= Work to complete =
From the entries that follow, list every line in which the string "shown" appears.

= Provided information =
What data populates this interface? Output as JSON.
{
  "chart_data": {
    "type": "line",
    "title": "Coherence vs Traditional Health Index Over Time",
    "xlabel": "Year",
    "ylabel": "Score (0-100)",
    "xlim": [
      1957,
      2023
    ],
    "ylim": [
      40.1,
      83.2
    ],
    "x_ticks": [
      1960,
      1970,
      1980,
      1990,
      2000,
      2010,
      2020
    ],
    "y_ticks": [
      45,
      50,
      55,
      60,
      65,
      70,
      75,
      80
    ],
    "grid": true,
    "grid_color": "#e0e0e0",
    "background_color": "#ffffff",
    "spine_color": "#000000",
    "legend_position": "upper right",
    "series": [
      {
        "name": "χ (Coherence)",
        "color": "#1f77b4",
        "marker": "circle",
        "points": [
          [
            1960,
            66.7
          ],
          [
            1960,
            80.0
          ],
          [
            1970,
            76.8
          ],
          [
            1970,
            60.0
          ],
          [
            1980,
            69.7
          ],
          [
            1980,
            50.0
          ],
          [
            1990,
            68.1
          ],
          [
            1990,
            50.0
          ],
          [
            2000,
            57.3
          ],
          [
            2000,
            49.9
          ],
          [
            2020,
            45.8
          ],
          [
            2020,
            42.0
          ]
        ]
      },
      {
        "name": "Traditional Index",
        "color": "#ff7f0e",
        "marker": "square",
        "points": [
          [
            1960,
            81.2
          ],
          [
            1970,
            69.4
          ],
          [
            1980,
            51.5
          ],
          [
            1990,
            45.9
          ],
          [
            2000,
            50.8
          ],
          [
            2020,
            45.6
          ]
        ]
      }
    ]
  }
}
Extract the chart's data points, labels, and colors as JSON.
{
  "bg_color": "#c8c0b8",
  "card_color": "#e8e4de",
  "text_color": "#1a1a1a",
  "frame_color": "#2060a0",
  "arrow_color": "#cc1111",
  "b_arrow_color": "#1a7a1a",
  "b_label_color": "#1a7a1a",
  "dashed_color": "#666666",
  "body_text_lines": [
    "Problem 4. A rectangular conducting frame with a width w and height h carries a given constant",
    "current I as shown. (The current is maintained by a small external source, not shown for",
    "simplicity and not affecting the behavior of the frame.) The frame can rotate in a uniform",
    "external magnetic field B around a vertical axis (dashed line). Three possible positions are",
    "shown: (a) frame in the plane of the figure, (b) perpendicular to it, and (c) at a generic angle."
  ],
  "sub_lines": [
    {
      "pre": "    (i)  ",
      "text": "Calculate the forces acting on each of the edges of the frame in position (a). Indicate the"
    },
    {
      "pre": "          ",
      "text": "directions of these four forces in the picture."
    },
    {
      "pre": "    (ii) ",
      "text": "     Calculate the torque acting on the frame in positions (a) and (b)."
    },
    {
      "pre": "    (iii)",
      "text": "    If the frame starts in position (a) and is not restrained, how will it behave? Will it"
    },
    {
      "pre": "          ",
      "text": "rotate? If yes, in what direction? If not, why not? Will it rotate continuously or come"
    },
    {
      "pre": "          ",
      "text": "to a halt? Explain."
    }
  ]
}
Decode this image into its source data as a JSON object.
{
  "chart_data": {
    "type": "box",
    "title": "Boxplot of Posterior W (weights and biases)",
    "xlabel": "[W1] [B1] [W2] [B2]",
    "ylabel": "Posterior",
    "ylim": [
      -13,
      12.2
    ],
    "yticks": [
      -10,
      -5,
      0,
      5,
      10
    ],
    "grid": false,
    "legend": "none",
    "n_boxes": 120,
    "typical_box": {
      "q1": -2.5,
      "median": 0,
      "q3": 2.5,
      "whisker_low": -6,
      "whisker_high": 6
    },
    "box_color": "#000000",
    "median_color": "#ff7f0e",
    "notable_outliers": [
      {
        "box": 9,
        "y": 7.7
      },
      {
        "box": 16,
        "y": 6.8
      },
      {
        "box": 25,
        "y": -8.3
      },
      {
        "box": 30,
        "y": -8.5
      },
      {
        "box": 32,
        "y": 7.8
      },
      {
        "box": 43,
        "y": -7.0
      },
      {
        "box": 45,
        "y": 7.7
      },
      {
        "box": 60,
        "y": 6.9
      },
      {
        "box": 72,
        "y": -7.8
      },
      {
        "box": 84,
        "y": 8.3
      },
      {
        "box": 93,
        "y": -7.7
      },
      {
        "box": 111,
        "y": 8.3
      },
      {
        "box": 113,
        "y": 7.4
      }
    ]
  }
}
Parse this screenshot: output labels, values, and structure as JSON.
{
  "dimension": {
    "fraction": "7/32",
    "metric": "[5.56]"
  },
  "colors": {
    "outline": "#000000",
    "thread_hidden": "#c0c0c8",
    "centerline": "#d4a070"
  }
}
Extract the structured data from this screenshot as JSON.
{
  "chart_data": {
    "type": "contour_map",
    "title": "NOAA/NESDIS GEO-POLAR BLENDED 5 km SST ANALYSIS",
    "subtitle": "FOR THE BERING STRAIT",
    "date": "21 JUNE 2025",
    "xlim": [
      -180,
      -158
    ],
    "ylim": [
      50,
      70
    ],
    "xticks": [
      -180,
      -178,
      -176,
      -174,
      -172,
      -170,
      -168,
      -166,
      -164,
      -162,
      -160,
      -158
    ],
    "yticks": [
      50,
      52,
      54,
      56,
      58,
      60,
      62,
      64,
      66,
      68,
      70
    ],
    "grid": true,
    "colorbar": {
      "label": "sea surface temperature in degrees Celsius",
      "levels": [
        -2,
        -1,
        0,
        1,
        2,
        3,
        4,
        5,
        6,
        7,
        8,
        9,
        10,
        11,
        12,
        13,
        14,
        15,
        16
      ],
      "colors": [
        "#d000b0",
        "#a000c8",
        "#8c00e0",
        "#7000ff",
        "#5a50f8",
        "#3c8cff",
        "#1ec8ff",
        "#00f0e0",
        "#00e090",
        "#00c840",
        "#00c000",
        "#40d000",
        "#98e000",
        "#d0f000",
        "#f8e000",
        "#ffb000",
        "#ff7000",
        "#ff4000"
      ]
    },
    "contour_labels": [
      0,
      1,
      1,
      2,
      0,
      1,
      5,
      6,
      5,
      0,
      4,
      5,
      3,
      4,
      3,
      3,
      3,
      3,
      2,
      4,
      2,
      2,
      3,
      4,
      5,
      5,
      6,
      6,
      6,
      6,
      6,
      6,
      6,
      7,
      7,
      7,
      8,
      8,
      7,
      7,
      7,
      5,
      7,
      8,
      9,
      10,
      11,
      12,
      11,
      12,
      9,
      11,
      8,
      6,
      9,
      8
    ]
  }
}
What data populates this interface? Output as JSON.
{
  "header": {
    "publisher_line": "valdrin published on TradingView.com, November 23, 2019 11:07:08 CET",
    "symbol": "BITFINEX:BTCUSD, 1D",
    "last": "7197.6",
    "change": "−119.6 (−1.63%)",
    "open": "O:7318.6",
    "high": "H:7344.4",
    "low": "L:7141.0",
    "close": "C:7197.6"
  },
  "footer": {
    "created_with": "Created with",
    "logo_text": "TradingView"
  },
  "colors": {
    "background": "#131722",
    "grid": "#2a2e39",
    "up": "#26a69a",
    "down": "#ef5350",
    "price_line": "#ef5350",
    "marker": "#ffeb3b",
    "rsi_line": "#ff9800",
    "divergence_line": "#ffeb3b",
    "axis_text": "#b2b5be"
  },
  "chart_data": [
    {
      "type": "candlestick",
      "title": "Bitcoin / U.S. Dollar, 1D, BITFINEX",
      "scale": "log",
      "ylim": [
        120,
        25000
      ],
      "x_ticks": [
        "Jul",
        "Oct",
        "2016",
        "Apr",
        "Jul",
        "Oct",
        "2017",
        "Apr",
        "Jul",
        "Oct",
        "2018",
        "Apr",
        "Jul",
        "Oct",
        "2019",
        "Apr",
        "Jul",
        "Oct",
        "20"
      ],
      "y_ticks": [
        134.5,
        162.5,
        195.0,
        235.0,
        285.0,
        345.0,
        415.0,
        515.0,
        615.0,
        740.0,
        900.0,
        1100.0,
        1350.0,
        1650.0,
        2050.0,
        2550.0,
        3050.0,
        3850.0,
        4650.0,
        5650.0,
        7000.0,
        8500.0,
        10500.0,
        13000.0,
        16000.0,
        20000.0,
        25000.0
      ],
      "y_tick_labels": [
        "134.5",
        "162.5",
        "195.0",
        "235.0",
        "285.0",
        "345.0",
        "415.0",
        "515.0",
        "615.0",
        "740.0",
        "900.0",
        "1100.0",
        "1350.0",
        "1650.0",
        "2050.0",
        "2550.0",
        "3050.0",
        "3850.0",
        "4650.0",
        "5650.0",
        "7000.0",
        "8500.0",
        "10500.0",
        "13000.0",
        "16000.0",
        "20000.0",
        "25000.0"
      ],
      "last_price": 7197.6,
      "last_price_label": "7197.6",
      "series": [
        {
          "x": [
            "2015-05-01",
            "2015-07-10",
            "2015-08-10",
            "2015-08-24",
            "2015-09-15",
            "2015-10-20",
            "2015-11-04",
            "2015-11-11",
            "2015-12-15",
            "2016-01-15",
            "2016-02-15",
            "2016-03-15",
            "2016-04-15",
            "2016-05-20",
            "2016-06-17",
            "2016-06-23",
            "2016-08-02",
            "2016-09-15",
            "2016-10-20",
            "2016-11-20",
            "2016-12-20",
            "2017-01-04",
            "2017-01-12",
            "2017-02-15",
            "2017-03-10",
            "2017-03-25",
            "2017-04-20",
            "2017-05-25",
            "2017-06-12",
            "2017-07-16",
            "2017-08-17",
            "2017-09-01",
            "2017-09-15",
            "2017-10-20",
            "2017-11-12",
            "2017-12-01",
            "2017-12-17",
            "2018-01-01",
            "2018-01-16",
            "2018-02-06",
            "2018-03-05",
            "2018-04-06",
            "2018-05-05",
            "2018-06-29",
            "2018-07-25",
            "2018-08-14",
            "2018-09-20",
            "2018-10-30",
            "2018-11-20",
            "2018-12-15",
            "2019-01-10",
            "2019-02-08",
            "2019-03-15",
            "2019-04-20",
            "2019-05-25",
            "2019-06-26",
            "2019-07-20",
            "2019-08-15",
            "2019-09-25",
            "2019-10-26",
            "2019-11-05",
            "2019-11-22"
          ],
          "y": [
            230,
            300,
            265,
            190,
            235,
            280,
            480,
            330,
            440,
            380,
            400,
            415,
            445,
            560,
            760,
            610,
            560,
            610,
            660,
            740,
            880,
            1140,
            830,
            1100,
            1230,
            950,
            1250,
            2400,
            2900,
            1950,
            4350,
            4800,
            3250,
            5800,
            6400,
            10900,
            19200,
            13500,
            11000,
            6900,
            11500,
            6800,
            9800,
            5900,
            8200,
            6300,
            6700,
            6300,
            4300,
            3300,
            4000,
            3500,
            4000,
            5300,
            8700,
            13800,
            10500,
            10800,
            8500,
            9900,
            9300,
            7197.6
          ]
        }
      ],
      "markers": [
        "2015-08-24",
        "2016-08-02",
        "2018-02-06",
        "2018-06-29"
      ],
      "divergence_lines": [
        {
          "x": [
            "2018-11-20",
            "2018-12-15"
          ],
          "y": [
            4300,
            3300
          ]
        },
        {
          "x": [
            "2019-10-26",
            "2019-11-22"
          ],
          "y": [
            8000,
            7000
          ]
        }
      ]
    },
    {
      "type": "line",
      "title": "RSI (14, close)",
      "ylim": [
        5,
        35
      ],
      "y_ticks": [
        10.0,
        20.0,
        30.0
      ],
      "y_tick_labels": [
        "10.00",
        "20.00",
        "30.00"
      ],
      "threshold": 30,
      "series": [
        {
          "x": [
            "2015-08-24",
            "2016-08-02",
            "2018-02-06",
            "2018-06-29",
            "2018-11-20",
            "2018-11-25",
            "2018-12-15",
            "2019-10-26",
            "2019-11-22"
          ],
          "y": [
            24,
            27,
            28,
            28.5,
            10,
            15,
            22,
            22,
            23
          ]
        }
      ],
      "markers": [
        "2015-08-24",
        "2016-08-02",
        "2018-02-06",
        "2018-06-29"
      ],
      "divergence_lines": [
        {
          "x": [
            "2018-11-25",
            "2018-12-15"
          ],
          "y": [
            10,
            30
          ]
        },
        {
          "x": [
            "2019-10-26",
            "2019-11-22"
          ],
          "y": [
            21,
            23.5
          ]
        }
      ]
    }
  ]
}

= In response =
    "current I as shown. (The current is maintained by a small external source, not shown for",
    "shown: (a) frame in the plane of the figure, (b) perpendicular to it, and (c) at a generic angle."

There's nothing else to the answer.